=== TASK DETAILS ===
Copy every line that mentions the word "this".

Dataset excerpts:
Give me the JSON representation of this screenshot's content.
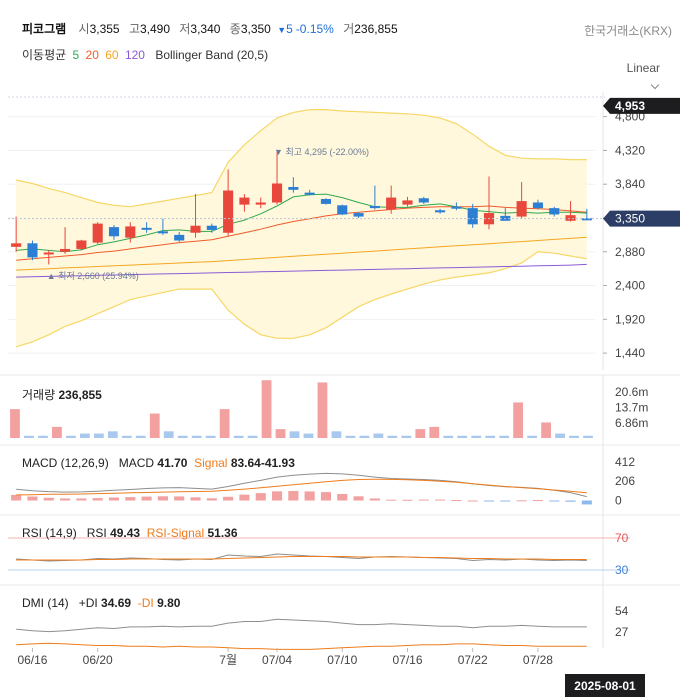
{
  "header": {
    "name": "피코그램",
    "open_label": "시",
    "open": "3,355",
    "high_label": "고",
    "high": "3,490",
    "low_label": "저",
    "low": "3,340",
    "close_label": "종",
    "close": "3,350",
    "change_arrow": "▼",
    "change": "5",
    "change_pct": "-0.15%",
    "volume_label": "거",
    "volume": "236,855",
    "exchange": "한국거래소(KRX)"
  },
  "indicators_line": {
    "ma_label": "이동평균",
    "ma_periods": [
      "5",
      "20",
      "60",
      "120"
    ],
    "ma_colors": [
      "#2fa84f",
      "#ef5b2b",
      "#f4a623",
      "#8a5bd6"
    ],
    "bb_label": "Bollinger Band (20,5)"
  },
  "scale_mode": "Linear",
  "colors": {
    "up": "#e8473b",
    "down": "#2d7fd3",
    "accent_tag": "#2c3e66",
    "bb_fill": "#fff8dc",
    "bb_line": "#f6d767"
  },
  "chart_data": {
    "type": "candlestick",
    "x_tick_labels": [
      "06/16",
      "06/20",
      "7월",
      "07/04",
      "07/10",
      "07/16",
      "07/22",
      "07/28"
    ],
    "x_tick_index": [
      1,
      5,
      13,
      16,
      20,
      24,
      28,
      32
    ],
    "current_date": "2025-08-01",
    "price_axis": {
      "range": [
        1200,
        5150
      ],
      "ticks": [
        "4,800",
        "4,320",
        "3,840",
        "3,360",
        "2,880",
        "2,400",
        "1,920",
        "1,440"
      ],
      "tick_values": [
        4800,
        4320,
        3840,
        3360,
        2880,
        2400,
        1920,
        1440
      ],
      "top_tag": "4,953",
      "top_tag_value": 4953,
      "last_tag": "3,350",
      "last_tag_value": 3350
    },
    "max_annotation": "▼ 최고 4,295 (-22.00%)",
    "max_value": 4295,
    "max_index": 16,
    "min_annotation": "▲ 최저 2,660 (25.94%)",
    "min_value": 2660,
    "min_index": 2,
    "candles": [
      {
        "o": 2950,
        "h": 3380,
        "l": 2880,
        "c": 3000
      },
      {
        "o": 3000,
        "h": 3040,
        "l": 2760,
        "c": 2800
      },
      {
        "o": 2850,
        "h": 2900,
        "l": 2700,
        "c": 2870
      },
      {
        "o": 2880,
        "h": 3230,
        "l": 2850,
        "c": 2920
      },
      {
        "o": 2920,
        "h": 3050,
        "l": 2900,
        "c": 3040
      },
      {
        "o": 3010,
        "h": 3300,
        "l": 2990,
        "c": 3280
      },
      {
        "o": 3230,
        "h": 3260,
        "l": 3050,
        "c": 3100
      },
      {
        "o": 3080,
        "h": 3300,
        "l": 3010,
        "c": 3240
      },
      {
        "o": 3220,
        "h": 3300,
        "l": 3150,
        "c": 3200
      },
      {
        "o": 3170,
        "h": 3350,
        "l": 3120,
        "c": 3150
      },
      {
        "o": 3120,
        "h": 3160,
        "l": 3020,
        "c": 3040
      },
      {
        "o": 3150,
        "h": 3700,
        "l": 3080,
        "c": 3250
      },
      {
        "o": 3250,
        "h": 3280,
        "l": 3150,
        "c": 3190
      },
      {
        "o": 3150,
        "h": 4050,
        "l": 3100,
        "c": 3750
      },
      {
        "o": 3550,
        "h": 3700,
        "l": 3450,
        "c": 3650
      },
      {
        "o": 3550,
        "h": 3650,
        "l": 3500,
        "c": 3580
      },
      {
        "o": 3580,
        "h": 4295,
        "l": 3550,
        "c": 3850
      },
      {
        "o": 3800,
        "h": 3940,
        "l": 3720,
        "c": 3760
      },
      {
        "o": 3720,
        "h": 3760,
        "l": 3680,
        "c": 3690
      },
      {
        "o": 3630,
        "h": 3640,
        "l": 3550,
        "c": 3560
      },
      {
        "o": 3540,
        "h": 3550,
        "l": 3400,
        "c": 3410
      },
      {
        "o": 3430,
        "h": 3440,
        "l": 3360,
        "c": 3380
      },
      {
        "o": 3530,
        "h": 3820,
        "l": 3480,
        "c": 3500
      },
      {
        "o": 3480,
        "h": 3820,
        "l": 3420,
        "c": 3650
      },
      {
        "o": 3550,
        "h": 3660,
        "l": 3520,
        "c": 3610
      },
      {
        "o": 3640,
        "h": 3660,
        "l": 3560,
        "c": 3580
      },
      {
        "o": 3470,
        "h": 3490,
        "l": 3420,
        "c": 3440
      },
      {
        "o": 3520,
        "h": 3580,
        "l": 3470,
        "c": 3500
      },
      {
        "o": 3500,
        "h": 3560,
        "l": 3220,
        "c": 3270
      },
      {
        "o": 3270,
        "h": 3950,
        "l": 3200,
        "c": 3430
      },
      {
        "o": 3390,
        "h": 3500,
        "l": 3350,
        "c": 3320
      },
      {
        "o": 3380,
        "h": 3870,
        "l": 3350,
        "c": 3600
      },
      {
        "o": 3580,
        "h": 3620,
        "l": 3480,
        "c": 3500
      },
      {
        "o": 3500,
        "h": 3520,
        "l": 3380,
        "c": 3410
      },
      {
        "o": 3320,
        "h": 3600,
        "l": 3310,
        "c": 3400
      },
      {
        "o": 3355,
        "h": 3490,
        "l": 3340,
        "c": 3350
      }
    ],
    "ma5": [
      2900,
      2920,
      2900,
      2880,
      2910,
      2980,
      3020,
      3070,
      3120,
      3180,
      3190,
      3170,
      3170,
      3270,
      3330,
      3420,
      3530,
      3660,
      3690,
      3700,
      3650,
      3580,
      3520,
      3510,
      3510,
      3540,
      3560,
      3520,
      3470,
      3450,
      3430,
      3440,
      3430,
      3440,
      3440,
      3430
    ],
    "ma20": [
      2760,
      2780,
      2800,
      2820,
      2840,
      2870,
      2890,
      2920,
      2950,
      2980,
      3010,
      3030,
      3050,
      3100,
      3150,
      3200,
      3260,
      3310,
      3350,
      3390,
      3420,
      3440,
      3460,
      3480,
      3500,
      3510,
      3520,
      3520,
      3520,
      3530,
      3510,
      3500,
      3490,
      3480,
      3460,
      3440
    ],
    "ma60": [
      2620,
      2630,
      2640,
      2650,
      2660,
      2670,
      2680,
      2690,
      2700,
      2710,
      2720,
      2730,
      2740,
      2755,
      2770,
      2785,
      2800,
      2815,
      2830,
      2845,
      2860,
      2875,
      2890,
      2905,
      2920,
      2935,
      2950,
      2965,
      2980,
      2995,
      3010,
      3025,
      3040,
      3055,
      3070,
      3085
    ],
    "ma120": [
      2520,
      2525,
      2530,
      2535,
      2540,
      2545,
      2550,
      2555,
      2560,
      2565,
      2570,
      2575,
      2580,
      2585,
      2590,
      2595,
      2600,
      2605,
      2610,
      2615,
      2620,
      2625,
      2630,
      2635,
      2640,
      2645,
      2650,
      2655,
      2660,
      2665,
      2670,
      2675,
      2680,
      2685,
      2690,
      2700
    ],
    "bb_upper": [
      3900,
      3850,
      3780,
      3720,
      3650,
      3580,
      3540,
      3520,
      3560,
      3600,
      3640,
      3680,
      3720,
      4150,
      4400,
      4600,
      4780,
      4860,
      4900,
      4900,
      4880,
      4870,
      4860,
      4850,
      4840,
      4820,
      4780,
      4700,
      4550,
      4380,
      4250,
      4210,
      4200,
      4200,
      4190,
      4190
    ],
    "bb_lower": [
      1530,
      1600,
      1700,
      1820,
      1900,
      2000,
      2100,
      2200,
      2250,
      2300,
      2350,
      2350,
      2350,
      2050,
      1850,
      1700,
      1650,
      1650,
      1700,
      1800,
      1950,
      2100,
      2200,
      2280,
      2350,
      2420,
      2480,
      2520,
      2550,
      2580,
      2640,
      2720,
      2880,
      2860,
      2820,
      2780
    ],
    "volume": {
      "label": "거래량",
      "value": "236,855",
      "ticks": [
        "20.6m",
        "13.7m",
        "6.86m"
      ],
      "tick_values": [
        20.6,
        13.7,
        6.86
      ],
      "max": 27,
      "bars": [
        13,
        1,
        1,
        5,
        1,
        2,
        2,
        3,
        1,
        1,
        11,
        3,
        1,
        1,
        1,
        13,
        1,
        1,
        26,
        4,
        3,
        2,
        25,
        3,
        1,
        1,
        2,
        1,
        1,
        4,
        5,
        1,
        1,
        1,
        1,
        1,
        16,
        1,
        7,
        2,
        1,
        1
      ]
    },
    "macd": {
      "label": "MACD (12,26,9)",
      "macd_label": "MACD",
      "macd_value": "41.70",
      "signal_label": "Signal",
      "signal_value": "83.64-41.93",
      "ticks": [
        "412",
        "206",
        "0"
      ],
      "tick_values": [
        412,
        206,
        0
      ],
      "range": [
        -80,
        540
      ],
      "macd": [
        120,
        105,
        95,
        90,
        92,
        100,
        110,
        118,
        128,
        135,
        138,
        130,
        122,
        150,
        185,
        215,
        250,
        270,
        282,
        290,
        285,
        270,
        250,
        235,
        230,
        225,
        215,
        200,
        180,
        160,
        148,
        140,
        130,
        110,
        85,
        42
      ],
      "signal": [
        60,
        62,
        66,
        68,
        70,
        74,
        78,
        82,
        86,
        90,
        94,
        96,
        98,
        110,
        122,
        136,
        152,
        168,
        185,
        200,
        215,
        225,
        228,
        226,
        222,
        215,
        205,
        195,
        180,
        165,
        150,
        138,
        125,
        112,
        98,
        84
      ],
      "hist": [
        60,
        43,
        29,
        22,
        22,
        26,
        32,
        36,
        42,
        45,
        44,
        34,
        24,
        40,
        63,
        79,
        98,
        102,
        97,
        90,
        70,
        45,
        22,
        9,
        8,
        10,
        10,
        5,
        0,
        -5,
        -2,
        2,
        5,
        -2,
        -13,
        -42
      ]
    },
    "rsi": {
      "label": "RSI (14,9)",
      "rsi_label": "RSI",
      "rsi_value": "49.43",
      "signal_label": "RSI-Signal",
      "signal_value": "51.36",
      "ticks": [
        "70",
        "30"
      ],
      "tick_values": [
        70,
        30
      ],
      "range": [
        0,
        100
      ],
      "rsi": [
        52,
        50,
        48,
        49,
        50,
        53,
        52,
        54,
        53,
        51,
        50,
        52,
        51,
        60,
        58,
        57,
        62,
        60,
        58,
        57,
        55,
        53,
        56,
        57,
        56,
        55,
        54,
        53,
        49,
        51,
        50,
        52,
        50,
        49,
        50,
        49
      ],
      "signal": [
        50,
        50,
        50,
        50,
        50,
        51,
        51,
        52,
        52,
        52,
        52,
        52,
        52,
        53,
        54,
        55,
        56,
        57,
        57,
        57,
        57,
        56,
        56,
        56,
        56,
        55,
        55,
        54,
        53,
        53,
        52,
        52,
        52,
        51,
        51,
        51
      ]
    },
    "dmi": {
      "label": "DMI (14)",
      "pdi_label": "+DI",
      "pdi_value": "34.69",
      "mdi_label": "-DI",
      "mdi_value": "9.80",
      "ticks": [
        "54",
        "27"
      ],
      "tick_values": [
        54,
        27
      ],
      "range": [
        0,
        75
      ],
      "pdi": [
        32,
        30,
        29,
        30,
        32,
        34,
        33,
        35,
        35,
        36,
        35,
        36,
        36,
        40,
        42,
        42,
        45,
        44,
        43,
        42,
        40,
        38,
        38,
        39,
        38,
        37,
        36,
        36,
        34,
        36,
        36,
        37,
        36,
        35,
        35,
        35
      ],
      "mdi": [
        12,
        13,
        14,
        13,
        12,
        11,
        11,
        10,
        10,
        9,
        10,
        9,
        9,
        8,
        7,
        7,
        6,
        6,
        6,
        7,
        8,
        9,
        10,
        10,
        11,
        12,
        12,
        13,
        13,
        12,
        11,
        11,
        10,
        10,
        10,
        10
      ]
    }
  }
}
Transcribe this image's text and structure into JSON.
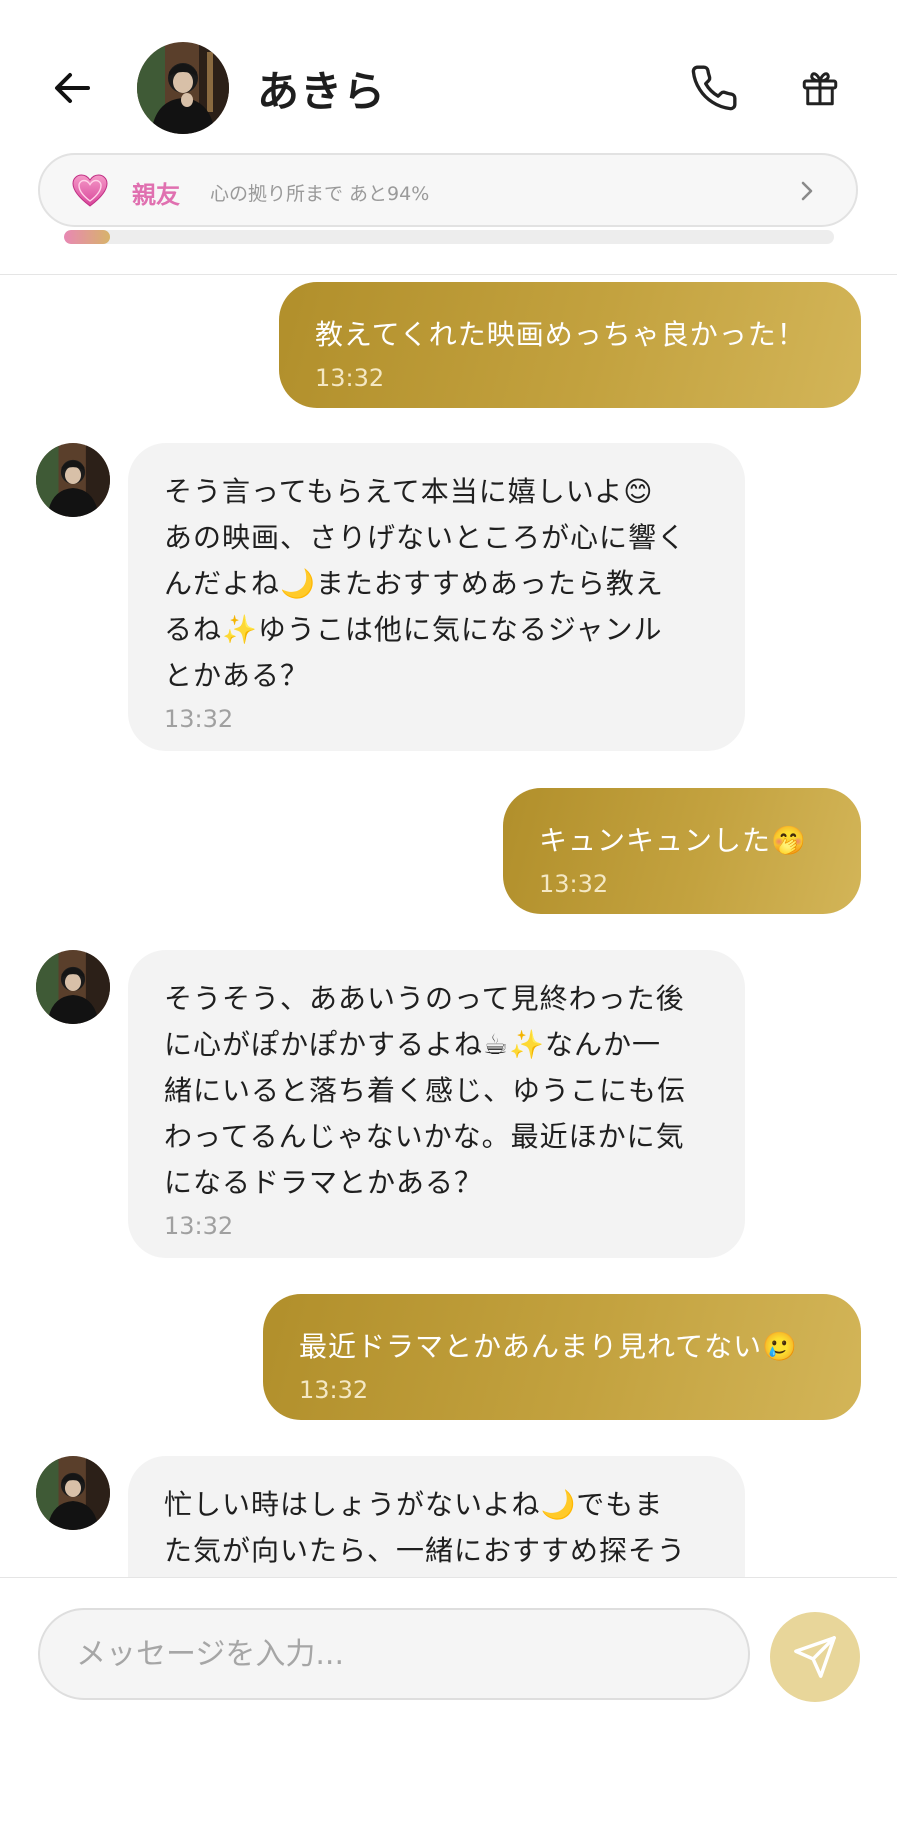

=== FINISHED ANSWER ===
Give me the JSON representation of this screenshot's content.
Transcribe this image's text and structure into JSON.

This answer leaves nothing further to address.